TEXT BLOCK:
══════

# Tappan



## DHower08 (Nov 20, 2015)

Anyone had eyes on tappan open or iced up?


----------



## ducky152000 (Jul 20, 2005)

I believe it's wide open other than the gasline. That's just what I heard, haven't been by it lately.


----------



## ChampioNMan (Mar 17, 2009)

DHower08 said:


> Anyone had eyes on tappan open or iced up?


I was by Tappan yesterday, some 1 1/2” or less ice from about the White church along rt 250 toward the gas line and beyond, some skim ice in other areas of the main lake as well as the bays. Took a ride past Clendening as well along 799 and found about the same conditions.....I would say both lakes were 80% open water and what ice was there was minimal.


----------



## Lewzer (Apr 5, 2004)

Thanks for the above posts and info. 
I’m looking for some open water to fish today. I figured the rivers like the Tusc but will stop by clendenning, dover dam and all on my way to Piedmont.


----------



## EDE (Nov 6, 2015)

Drove by Atwood yesterday. Several people on the ice off 542 below the lodge.


----------



## Timjim (May 15, 2011)

══════

GIVEN PROBLEM A: Write out the part of the Tappan ice thread from "Thanks for the" to "(Nov 6, 2015)".
The forum thread and the records that follow it were taken from unrelated sources.

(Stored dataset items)

══════

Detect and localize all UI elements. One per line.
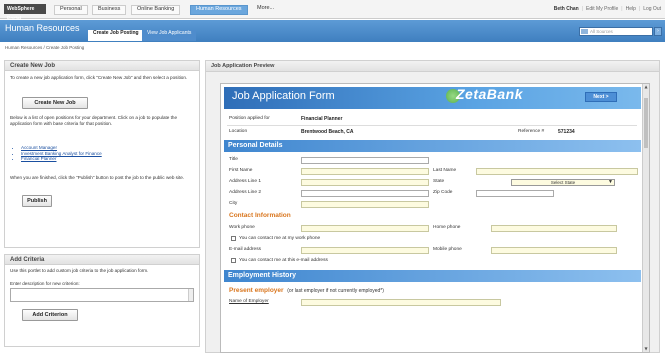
search-icon: › <box>657 28 659 34</box>
positions-intro: Below is a list of open positions for yo… <box>10 115 178 126</box>
position-value: Financial Planner <box>301 116 343 122</box>
employer-name-input[interactable] <box>301 299 501 306</box>
reference-label: Reference # <box>518 129 545 134</box>
mobile-phone-input[interactable] <box>491 247 617 254</box>
form-scrollbar[interactable]: ▲ ▼ <box>642 84 649 352</box>
tab-create-job-posting[interactable]: Create Job Posting <box>88 30 144 41</box>
search-scope-dropdown[interactable] <box>581 29 588 34</box>
job-link-financial-planner[interactable]: Financial Planner <box>21 156 102 162</box>
employer-name-label: Name of Employer <box>229 299 269 304</box>
criterion-description-input[interactable] <box>10 288 194 302</box>
scroll-down-icon[interactable]: ▼ <box>643 346 649 352</box>
tab-human-resources[interactable]: Human Resources <box>190 5 248 15</box>
work-phone-input[interactable] <box>301 225 429 232</box>
first-name-label: First Name <box>229 168 253 173</box>
home-phone-input[interactable] <box>491 225 617 232</box>
add-criteria-intro: Use this portlet to add custom job crite… <box>10 268 149 273</box>
form-title: Job Application Form <box>232 90 335 102</box>
title-input[interactable] <box>301 157 429 164</box>
reference-value: 571234 <box>558 129 575 135</box>
zetabank-logo: ZetaBank <box>456 86 524 102</box>
criterion-scrollbar[interactable] <box>188 289 193 301</box>
scroll-up-icon[interactable]: ▲ <box>643 84 649 90</box>
websphere-logo[interactable]: WebSphere Portal <box>4 4 46 22</box>
search-input[interactable]: All Sources <box>579 27 653 36</box>
work-phone-label: Work phone <box>229 225 255 230</box>
state-select[interactable]: Select State ▼ <box>511 179 615 186</box>
dropdown-arrow-icon: ▼ <box>608 179 613 185</box>
job-application-preview: Job Application Preview Job Application … <box>205 60 660 353</box>
section-bar: Human Resources Create Job Posting View … <box>0 20 665 42</box>
last-name-label: Last Name <box>433 168 457 173</box>
job-list: Account Manager Investment Banking Analy… <box>21 145 102 162</box>
logout-link[interactable]: Log Out <box>643 6 661 12</box>
work-phone-checkbox[interactable] <box>231 236 236 241</box>
first-name-input[interactable] <box>301 168 429 175</box>
criterion-label: Enter description for new criterion: <box>10 281 80 286</box>
tab-personal[interactable]: Personal <box>54 5 88 15</box>
publish-instructions: When you are finished, click the "Publis… <box>10 175 185 180</box>
position-label: Position applied for <box>229 116 270 121</box>
tab-view-job-applicants[interactable]: View Job Applicants <box>142 30 197 41</box>
breadcrumb: Human Resources / Create Job Posting <box>5 45 85 50</box>
search-button[interactable]: › <box>654 27 662 36</box>
preview-heading: Job Application Preview <box>206 61 659 72</box>
next-button[interactable]: Next > <box>585 92 617 102</box>
personal-details-header: Personal Details <box>224 140 641 152</box>
divider <box>227 125 637 126</box>
employment-history-header: Employment History <box>224 270 641 282</box>
add-criteria-heading: Add Criteria <box>5 255 199 265</box>
top-bar: WebSphere Portal Personal Business Onlin… <box>0 0 665 22</box>
page-title: Human Resources <box>5 23 80 33</box>
title-label: Title <box>229 157 238 162</box>
tab-online-banking[interactable]: Online Banking <box>131 5 181 15</box>
user-name: Beth Chan <box>553 6 579 12</box>
email-consent-label: You can contact me at this e-mail addres… <box>239 258 328 263</box>
tab-more[interactable]: More... <box>252 5 279 15</box>
zip-label: Zip Code <box>433 190 453 195</box>
present-employer-heading: Present employer (or last employer if no… <box>229 287 384 294</box>
state-label: State <box>433 179 445 184</box>
tab-business[interactable]: Business <box>92 5 127 15</box>
application-form: Job Application Form ZetaBank Next > Pos… <box>220 83 650 353</box>
mobile-phone-label: Mobile phone <box>433 247 462 252</box>
last-name-input[interactable] <box>476 168 638 175</box>
location-label: Location <box>229 129 248 134</box>
email-label: E-mail address <box>229 247 261 252</box>
present-employer-note: (or last employer if not currently emplo… <box>287 288 384 294</box>
scroll-thumb[interactable] <box>644 98 648 148</box>
city-input[interactable] <box>301 201 429 208</box>
zip-input[interactable] <box>476 190 554 197</box>
help-link[interactable]: Help <box>626 6 636 12</box>
publish-button[interactable]: Publish <box>22 195 52 207</box>
location-value: Brentwood Beach, CA <box>301 129 354 135</box>
address1-input[interactable] <box>301 179 429 186</box>
user-links: Beth Chan | Edit My Profile | Help | Log Out <box>553 6 661 12</box>
work-phone-consent-label: You can contact me at my work phone <box>239 236 321 241</box>
address2-label: Address Line 2 <box>229 190 261 195</box>
address2-input[interactable] <box>301 190 429 197</box>
form-header: Job Application Form ZetaBank Next > <box>224 86 641 109</box>
city-label: City <box>229 201 238 206</box>
create-job-portlet: Create New Job To create a new job appli… <box>4 60 200 248</box>
add-criterion-button[interactable]: Add Criterion <box>22 309 78 321</box>
home-phone-label: Home phone <box>433 225 461 230</box>
create-job-intro: To create a new job application form, cl… <box>10 75 188 80</box>
add-criteria-portlet: Add Criteria Use this portlet to add cus… <box>4 254 200 347</box>
email-checkbox[interactable] <box>231 258 236 263</box>
email-input[interactable] <box>301 247 429 254</box>
address1-label: Address Line 1 <box>229 179 261 184</box>
contact-info-heading: Contact Information <box>229 212 291 219</box>
edit-profile-link[interactable]: Edit My Profile <box>586 6 618 12</box>
create-job-heading: Create New Job <box>5 61 199 71</box>
create-new-job-button[interactable]: Create New Job <box>22 97 88 109</box>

══════

GIVEN PROBLEM B: Reproduce the records from the line with "search-icon: › <box>657 28 659 34</box>" to the line with "job-link-financial-planner[interactable]: Financial Planner", substituting "clickable" for "interactable" and leaving everything else as it stands. Give only those lines.

SOLUTION A:
Thanks for the above posts and info. 
I’m looking for some open water to fish today. I figured the rivers like the Tusc but will stop by clendenning, dover dam and all on my way to Piedmont.


----------



## EDE (Nov 6, 2015)

SOLUTION B:
search-icon: › <box>657 28 659 34</box>
positions-intro: Below is a list of open positions for yo… <box>10 115 178 126</box>
position-value: Financial Planner <box>301 116 343 122</box>
employer-name-input[clickable] <box>301 299 501 306</box>
reference-label: Reference # <box>518 129 545 134</box>
mobile-phone-input[clickable] <box>491 247 617 254</box>
form-scrollbar[clickable]: ▲ ▼ <box>642 84 649 352</box>
tab-create-job-posting[clickable]: Create Job Posting <box>88 30 144 41</box>
search-scope-dropdown[clickable] <box>581 29 588 34</box>
job-link-financial-planner[clickable]: Financial Planner <box>21 156 102 162</box>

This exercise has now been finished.